■ Supplied entries:
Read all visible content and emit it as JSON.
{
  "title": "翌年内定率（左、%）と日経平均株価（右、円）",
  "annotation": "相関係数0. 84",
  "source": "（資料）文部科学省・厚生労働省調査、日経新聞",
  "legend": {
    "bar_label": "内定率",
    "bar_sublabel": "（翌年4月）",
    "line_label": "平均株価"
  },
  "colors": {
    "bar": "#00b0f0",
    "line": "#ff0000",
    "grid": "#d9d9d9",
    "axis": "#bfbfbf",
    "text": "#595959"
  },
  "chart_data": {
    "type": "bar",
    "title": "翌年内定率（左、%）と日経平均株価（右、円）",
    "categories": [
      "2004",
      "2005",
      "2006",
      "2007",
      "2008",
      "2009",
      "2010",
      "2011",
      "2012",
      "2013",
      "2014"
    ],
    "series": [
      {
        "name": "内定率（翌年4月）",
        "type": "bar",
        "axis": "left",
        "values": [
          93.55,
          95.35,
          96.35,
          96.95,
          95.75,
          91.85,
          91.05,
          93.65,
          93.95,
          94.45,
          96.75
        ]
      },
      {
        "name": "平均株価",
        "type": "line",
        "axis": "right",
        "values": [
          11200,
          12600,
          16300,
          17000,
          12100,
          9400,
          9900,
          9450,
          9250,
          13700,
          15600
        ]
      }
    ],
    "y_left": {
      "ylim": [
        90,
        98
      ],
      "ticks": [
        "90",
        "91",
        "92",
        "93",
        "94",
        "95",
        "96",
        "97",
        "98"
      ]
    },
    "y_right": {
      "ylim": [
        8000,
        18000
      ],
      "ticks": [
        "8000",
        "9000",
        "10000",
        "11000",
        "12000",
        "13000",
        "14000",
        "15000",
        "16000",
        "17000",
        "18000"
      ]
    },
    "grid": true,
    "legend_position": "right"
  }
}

■ Brief:
The records above should be restated word for word, please.

■ Answer to the exercise:
Read all visible content and emit it as JSON.
{
  "title": "翌年内定率（左、%）と日経平均株価（右、円）",
  "annotation": "相関係数0. 84",
  "source": "（資料）文部科学省・厚生労働省調査、日経新聞",
  "legend": {
    "bar_label": "内定率",
    "bar_sublabel": "（翌年4月）",
    "line_label": "平均株価"
  },
  "colors": {
    "bar": "#00b0f0",
    "line": "#ff0000",
    "grid": "#d9d9d9",
    "axis": "#bfbfbf",
    "text": "#595959"
  },
  "chart_data": {
    "type": "bar",
    "title": "翌年内定率（左、%）と日経平均株価（右、円）",
    "categories": [
      "2004",
      "2005",
      "2006",
      "2007",
      "2008",
      "2009",
      "2010",
      "2011",
      "2012",
      "2013",
      "2014"
    ],
    "series": [
      {
        "name": "内定率（翌年4月）",
        "type": "bar",
        "axis": "left",
        "values": [
          93.55,
          95.35,
          96.35,
          96.95,
          95.75,
          91.85,
          91.05,
          93.65,
          93.95,
          94.45,
          96.75
        ]
      },
      {
        "name": "平均株価",
        "type": "line",
        "axis": "right",
        "values": [
          11200,
          12600,
          16300,
          17000,
          12100,
          9400,
          9900,
          9450,
          9250,
          13700,
          15600
        ]
      }
    ],
    "y_left": {
      "ylim": [
        90,
        98
      ],
      "ticks": [
        "90",
        "91",
        "92",
        "93",
        "94",
        "95",
        "96",
        "97",
        "98"
      ]
    },
    "y_right": {
      "ylim": [
        8000,
        18000
      ],
      "ticks": [
        "8000",
        "9000",
        "10000",
        "11000",
        "12000",
        "13000",
        "14000",
        "15000",
        "16000",
        "17000",
        "18000"
      ]
    },
    "grid": true,
    "legend_position": "right"
  }
}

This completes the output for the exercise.